Stated task:
Tally the lines in the records underneath that contain the string "path", and state the figure by itself.

Dataset content:
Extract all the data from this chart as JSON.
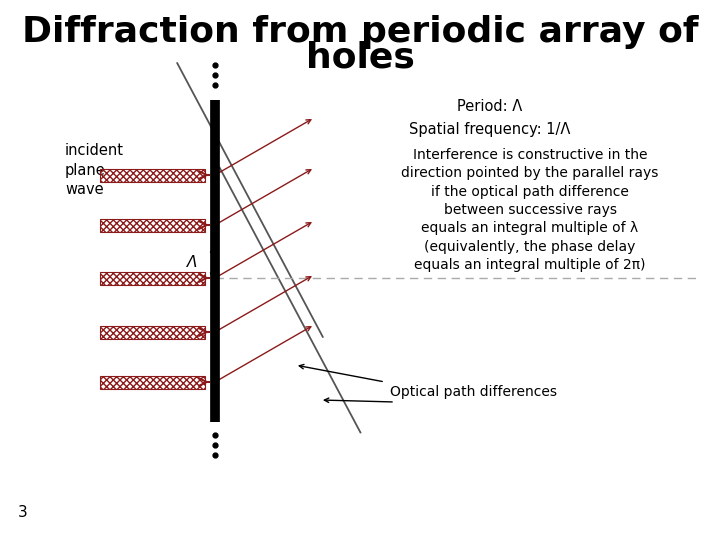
{
  "title_line1": "Diffraction from periodic array of",
  "title_line2": "holes",
  "bg_color": "#ffffff",
  "text_color": "#000000",
  "arrow_color": "#8b1a1a",
  "line_color": "#555555",
  "grating_color": "#000000",
  "dashed_color": "#aaaaaa",
  "label_incident": "incident\nplane\nwave",
  "label_period": "Period: Λ\nSpatial frequency: 1/Λ",
  "label_interference": "Interference is constructive in the\ndirection pointed by the parallel rays\nif the optical path difference\nbetween successive rays\nequals an integral multiple of λ\n(equivalently, the phase delay\nequals an integral multiple of 2π)",
  "label_optical": "Optical path differences",
  "label_lambda": "Λ",
  "label_page": "3",
  "title_fontsize": 26,
  "body_fontsize": 10.5,
  "small_fontsize": 10
}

Task answer:
2